**DIRECTIONS**
Reproduce every entry below precisely; do not include the pictures.

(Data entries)
>>>>>

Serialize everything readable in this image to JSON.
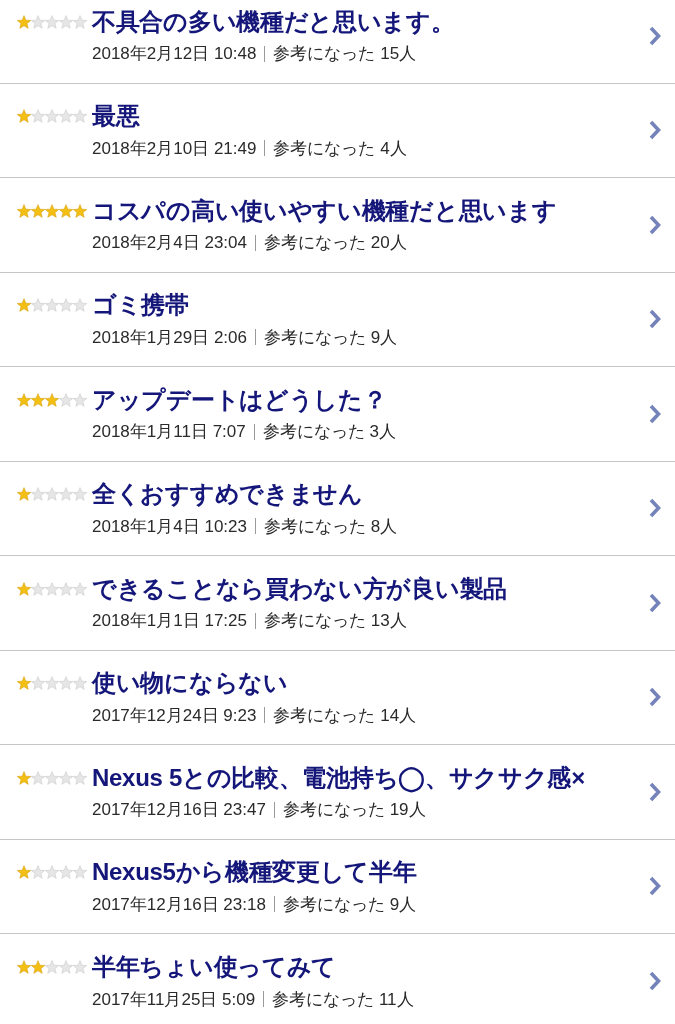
{
  "reviews": [
    {
      "stars": 1,
      "title": "不具合の多い機種だと思います。",
      "date": "2018年2月12日 10:48",
      "helpful": "参考になった 15人"
    },
    {
      "stars": 1,
      "title": "最悪",
      "date": "2018年2月10日 21:49",
      "helpful": "参考になった 4人"
    },
    {
      "stars": 5,
      "title": "コスパの高い使いやすい機種だと思います",
      "date": "2018年2月4日 23:04",
      "helpful": "参考になった 20人"
    },
    {
      "stars": 1,
      "title": "ゴミ携帯",
      "date": "2018年1月29日 2:06",
      "helpful": "参考になった 9人"
    },
    {
      "stars": 3,
      "title": "アップデートはどうした？",
      "date": "2018年1月11日 7:07",
      "helpful": "参考になった 3人"
    },
    {
      "stars": 1,
      "title": "全くおすすめできません",
      "date": "2018年1月4日 10:23",
      "helpful": "参考になった 8人"
    },
    {
      "stars": 1,
      "title": "できることなら買わない方が良い製品",
      "date": "2018年1月1日 17:25",
      "helpful": "参考になった 13人"
    },
    {
      "stars": 1,
      "title": "使い物にならない",
      "date": "2017年12月24日 9:23",
      "helpful": "参考になった 14人"
    },
    {
      "stars": 1,
      "title": "Nexus 5との比較、電池持ち◯、サクサク感×",
      "date": "2017年12月16日 23:47",
      "helpful": "参考になった 19人"
    },
    {
      "stars": 1,
      "title": "Nexus5から機種変更して半年",
      "date": "2017年12月16日 23:18",
      "helpful": "参考になった 9人"
    },
    {
      "stars": 2,
      "title": "半年ちょい使ってみて",
      "date": "2017年11月25日 5:09",
      "helpful": "参考になった 11人"
    }
  ]
}
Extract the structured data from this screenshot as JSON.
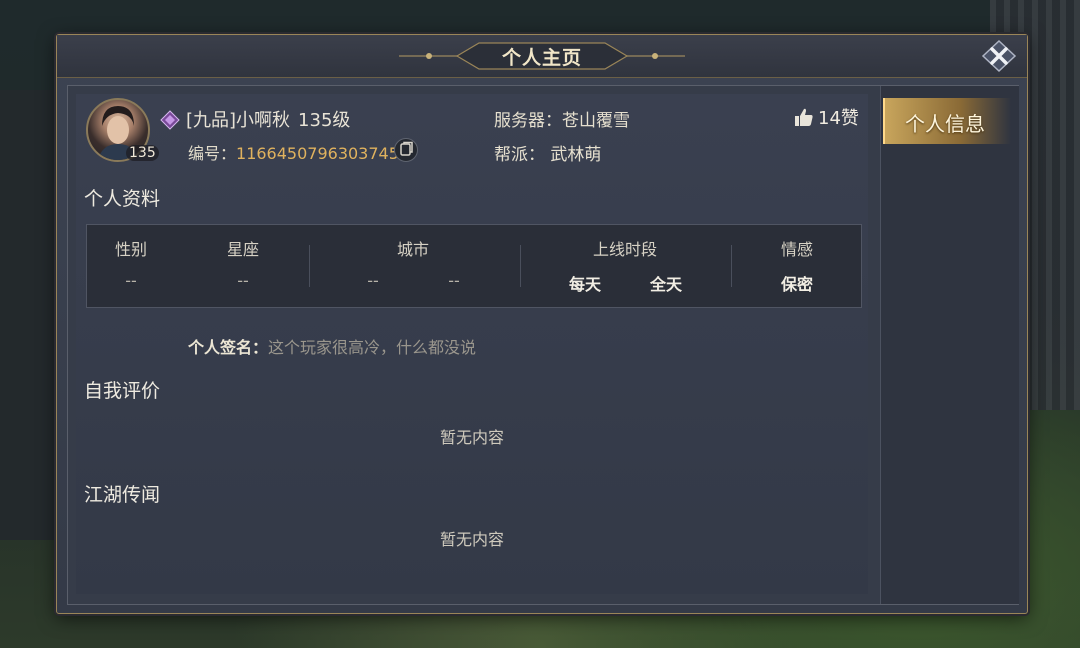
{
  "window": {
    "title": "个人主页"
  },
  "header": {
    "avatar_level": "135",
    "rank_name": "[九品]小啊秋",
    "level_text": "135级",
    "id_label": "编号：",
    "id_value": "1166450796303745",
    "server_label": "服务器：",
    "server_value": "苍山覆雪",
    "guild_label": "帮派：",
    "guild_value": "武林萌",
    "likes": "14赞"
  },
  "side_tabs": [
    {
      "label": "个人信息",
      "selected": true
    }
  ],
  "profile": {
    "title": "个人资料",
    "columns": [
      {
        "label": "性别",
        "values": [
          "--"
        ]
      },
      {
        "label": "星座",
        "values": [
          "--"
        ]
      },
      {
        "label": "城市",
        "values": [
          "--",
          "--"
        ]
      },
      {
        "label": "上线时段",
        "values": [
          "每天",
          "全天"
        ]
      },
      {
        "label": "情感",
        "values": [
          "保密"
        ]
      }
    ],
    "signature_label": "个人签名：",
    "signature_value": "这个玩家很高冷，什么都没说"
  },
  "self_eval": {
    "title": "自我评价",
    "empty_text": "暂无内容"
  },
  "rumors": {
    "title": "江湖传闻",
    "empty_text": "暂无内容"
  },
  "colors": {
    "accent_gold": "#e0b25e",
    "panel": "#363c49",
    "tab_gold": "#c8a55c"
  },
  "icons": [
    "close-icon",
    "rank-diamond-icon",
    "copy-icon",
    "thumbs-up-icon"
  ]
}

<<<<<

**TASK OUTPUT**
Serialize everything readable in this image to JSON.
{
  "reviews": [
    {
      "stars": 1,
      "title": "不具合の多い機種だと思います。",
      "date": "2018年2月12日 10:48",
      "helpful": "参考になった 15人"
    },
    {
      "stars": 1,
      "title": "最悪",
      "date": "2018年2月10日 21:49",
      "helpful": "参考になった 4人"
    },
    {
      "stars": 5,
      "title": "コスパの高い使いやすい機種だと思います",
      "date": "2018年2月4日 23:04",
      "helpful": "参考になった 20人"
    },
    {
      "stars": 1,
      "title": "ゴミ携帯",
      "date": "2018年1月29日 2:06",
      "helpful": "参考になった 9人"
    },
    {
      "stars": 3,
      "title": "アップデートはどうした？",
      "date": "2018年1月11日 7:07",
      "helpful": "参考になった 3人"
    },
    {
      "stars": 1,
      "title": "全くおすすめできません",
      "date": "2018年1月4日 10:23",
      "helpful": "参考になった 8人"
    },
    {
      "stars": 1,
      "title": "できることなら買わない方が良い製品",
      "date": "2018年1月1日 17:25",
      "helpful": "参考になった 13人"
    },
    {
      "stars": 1,
      "title": "使い物にならない",
      "date": "2017年12月24日 9:23",
      "helpful": "参考になった 14人"
    },
    {
      "stars": 1,
      "title": "Nexus 5との比較、電池持ち◯、サクサク感×",
      "date": "2017年12月16日 23:47",
      "helpful": "参考になった 19人"
    },
    {
      "stars": 1,
      "title": "Nexus5から機種変更して半年",
      "date": "2017年12月16日 23:18",
      "helpful": "参考になった 9人"
    },
    {
      "stars": 2,
      "title": "半年ちょい使ってみて",
      "date": "2017年11月25日 5:09",
      "helpful": "参考になった 11人"
    }
  ]
}
Extract the structured data from this screenshot as JSON.
{
  "window": {
    "title": "个人主页"
  },
  "header": {
    "avatar_level": "135",
    "rank_name": "[九品]小啊秋",
    "level_text": "135级",
    "id_label": "编号：",
    "id_value": "1166450796303745",
    "server_label": "服务器：",
    "server_value": "苍山覆雪",
    "guild_label": "帮派：",
    "guild_value": "武林萌",
    "likes": "14赞"
  },
  "side_tabs": [
    {
      "label": "个人信息",
      "selected": true
    }
  ],
  "profile": {
    "title": "个人资料",
    "columns": [
      {
        "label": "性别",
        "values": [
          "--"
        ]
      },
      {
        "label": "星座",
        "values": [
          "--"
        ]
      },
      {
        "label": "城市",
        "values": [
          "--",
          "--"
        ]
      },
      {
        "label": "上线时段",
        "values": [
          "每天",
          "全天"
        ]
      },
      {
        "label": "情感",
        "values": [
          "保密"
        ]
      }
    ],
    "signature_label": "个人签名：",
    "signature_value": "这个玩家很高冷，什么都没说"
  },
  "self_eval": {
    "title": "自我评价",
    "empty_text": "暂无内容"
  },
  "rumors": {
    "title": "江湖传闻",
    "empty_text": "暂无内容"
  },
  "colors": {
    "accent_gold": "#e0b25e",
    "panel": "#363c49",
    "tab_gold": "#c8a55c"
  },
  "icons": [
    "close-icon",
    "rank-diamond-icon",
    "copy-icon",
    "thumbs-up-icon"
  ]
}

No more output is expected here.